• [TASK REQUIREMENTS]: Of the lines in this material, how many contain "Suche"? Answer with a single number only.

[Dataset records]
* * *

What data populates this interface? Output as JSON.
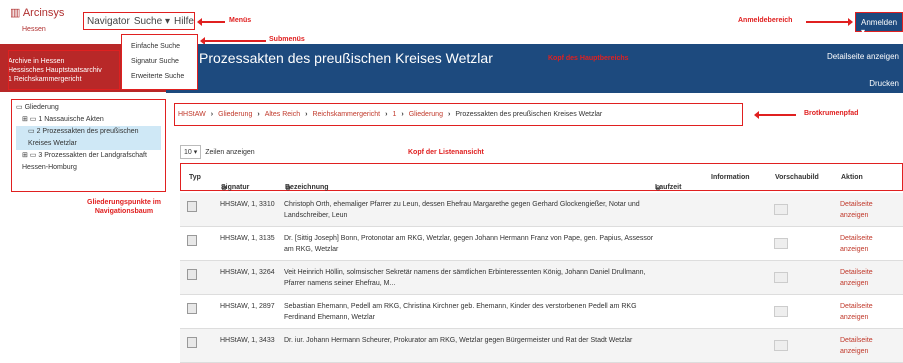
{
  "topbar": {
    "logo": "Arcinsys",
    "logo_sub": "Hessen",
    "nav": [
      "Navigator",
      "Suche ▾",
      "Hilfe"
    ],
    "login": "Anmelden ▾"
  },
  "submenu": [
    "Einfache Suche",
    "Signatur Suche",
    "Erweiterte Suche"
  ],
  "sidebar": {
    "lines": [
      "Archive in Hessen",
      "Hessisches Hauptstaatsarchiv",
      "1 Reichskammergericht"
    ]
  },
  "main_header": {
    "title": "Prozessakten des preußischen Kreises Wetzlar",
    "detail": "Detailseite anzeigen",
    "print": "Drucken"
  },
  "tree": {
    "root": "Gliederung",
    "items": [
      "1 Nassauische Akten",
      "2 Prozessakten des preußischen Kreises Wetzlar",
      "3 Prozessakten der Landgrafschaft Hessen-Homburg"
    ]
  },
  "breadcrumb": [
    "HHStAW",
    "Gliederung",
    "Altes Reich",
    "Reichskammergericht",
    "1",
    "Gliederung",
    "Prozessakten des preußischen Kreises Wetzlar"
  ],
  "rows_control": {
    "value": "10 ▾",
    "label": "Zeilen anzeigen"
  },
  "table": {
    "headers": {
      "typ": "Typ",
      "sig": "Signatur",
      "bez": "Bezeichnung",
      "laufzeit": "Laufzeit",
      "info": "Information",
      "vorschau": "Vorschaubild",
      "aktion": "Aktion"
    },
    "rows": [
      {
        "sig": "HHStAW, 1, 3310",
        "bez": "Christoph Orth, ehemaliger Pfarrer zu Leun, dessen Ehefrau Margarethe gegen Gerhard Glockengießer, Notar und Landschreiber, Leun",
        "act": "Detailseite anzeigen"
      },
      {
        "sig": "HHStAW, 1, 3135",
        "bez": "Dr. [Sittig Joseph] Bonn, Protonotar am RKG, Wetzlar, gegen Johann Hermann Franz von Pape, gen. Papius, Assessor am RKG, Wetzlar",
        "act": "Detailseite anzeigen"
      },
      {
        "sig": "HHStAW, 1, 3264",
        "bez": "Veit Heinrich Höllin, solmsischer Sekretär namens der sämtlichen Erbinteressenten König, Johann Daniel Drullmann, Pfarrer namens seiner Ehefrau, M...",
        "act": "Detailseite anzeigen"
      },
      {
        "sig": "HHStAW, 1, 2897",
        "bez": "Sebastian Ehemann, Pedell am RKG, Christina Kirchner geb. Ehemann, Kinder des verstorbenen Pedell am RKG Ferdinand Ehemann, Wetzlar",
        "act": "Detailseite anzeigen"
      },
      {
        "sig": "HHStAW, 1, 3433",
        "bez": "Dr. iur. Johann Hermann Scheurer, Prokurator am RKG, Wetzlar gegen Bürgermeister und Rat der Stadt Wetzlar",
        "act": "Detailseite anzeigen"
      }
    ]
  },
  "annotations": {
    "menus": "Menüs",
    "submenus": "Submenüs",
    "login_area": "Anmeldebereich",
    "main_header": "Kopf des Hauptbereichs",
    "breadcrumb": "Brotkrumenpfad",
    "list_header": "Kopf der Listenansicht",
    "tree_points": "Gliederungspunkte im Navigationsbaum"
  }
}
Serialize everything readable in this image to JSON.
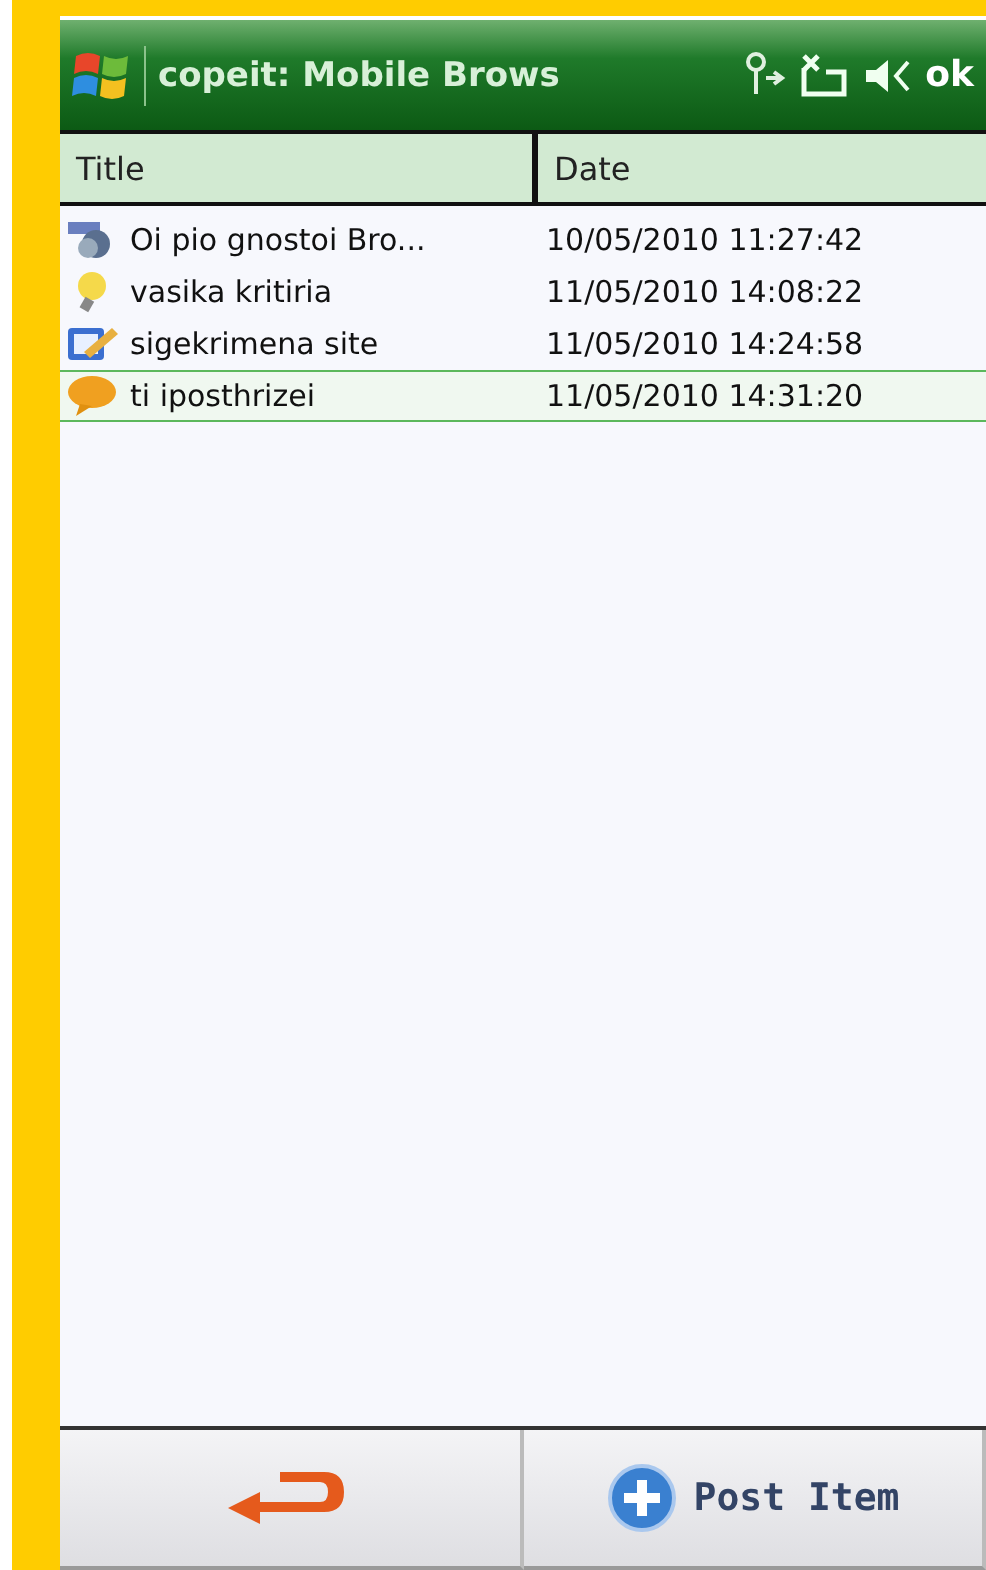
{
  "title_bar": {
    "title": "copeit: Mobile Brows",
    "ok": "ok"
  },
  "table": {
    "columns": [
      "Title",
      "Date"
    ],
    "rows": [
      {
        "title": "Oi pio gnostoi Bro...",
        "date": "10/05/2010 11:27:42",
        "kind": "web",
        "selected": false
      },
      {
        "title": "vasika kritiria",
        "date": "11/05/2010 14:08:22",
        "kind": "bulb",
        "selected": false
      },
      {
        "title": "sigekrimena site",
        "date": "11/05/2010 14:24:58",
        "kind": "note",
        "selected": false
      },
      {
        "title": "ti iposthrizei",
        "date": "11/05/2010 14:31:20",
        "kind": "chat",
        "selected": true
      }
    ]
  },
  "softkeys": {
    "right": "Post Item"
  }
}
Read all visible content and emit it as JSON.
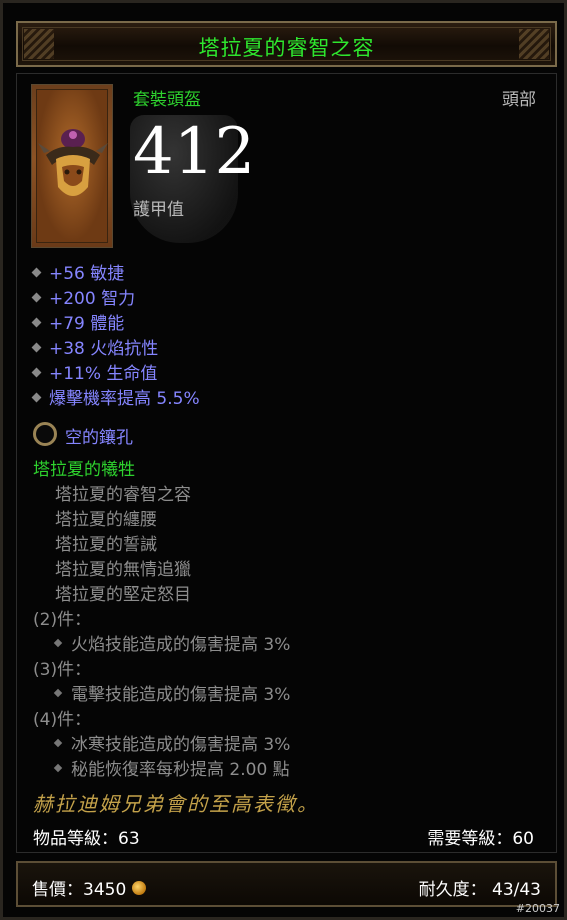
{
  "item": {
    "name": "塔拉夏的睿智之容",
    "type": "套裝頭盔",
    "slot": "頭部",
    "armor_value": "412",
    "armor_label": "護甲值"
  },
  "stats": [
    "+56 敏捷",
    "+200 智力",
    "+79 體能",
    "+38 火焰抗性",
    "+11% 生命值",
    "爆擊機率提高 5.5%"
  ],
  "socket_label": "空的鑲孔",
  "set": {
    "name": "塔拉夏的犧牲",
    "pieces": [
      "塔拉夏的睿智之容",
      "塔拉夏的纏腰",
      "塔拉夏的誓誡",
      "塔拉夏的無情追獵",
      "塔拉夏的堅定怒目"
    ],
    "bonus_2_head": "(2)件：",
    "bonus_2": [
      "火焰技能造成的傷害提高 3%"
    ],
    "bonus_3_head": "(3)件：",
    "bonus_3": [
      "電擊技能造成的傷害提高 3%"
    ],
    "bonus_4_head": "(4)件：",
    "bonus_4": [
      "冰寒技能造成的傷害提高 3%",
      "秘能恢復率每秒提高 2.00 點"
    ]
  },
  "flavor_text": "赫拉迪姆兄弟會的至高表徵。",
  "item_level": "物品等級：63",
  "required_level": "需要等級：60",
  "sell_price": "售價：3450",
  "durability": "耐久度： 43/43",
  "tag_id": "#20037",
  "colors": {
    "set_green": "#2ed22e",
    "magic_blue": "#8585ff",
    "flavor_gold": "#c4a24a"
  },
  "icons": [
    "helm-icon",
    "shield-icon",
    "socket-icon",
    "gold-coin-icon",
    "diamond-bullet-icon"
  ]
}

* * *

• [FULL OUTPUT]: 4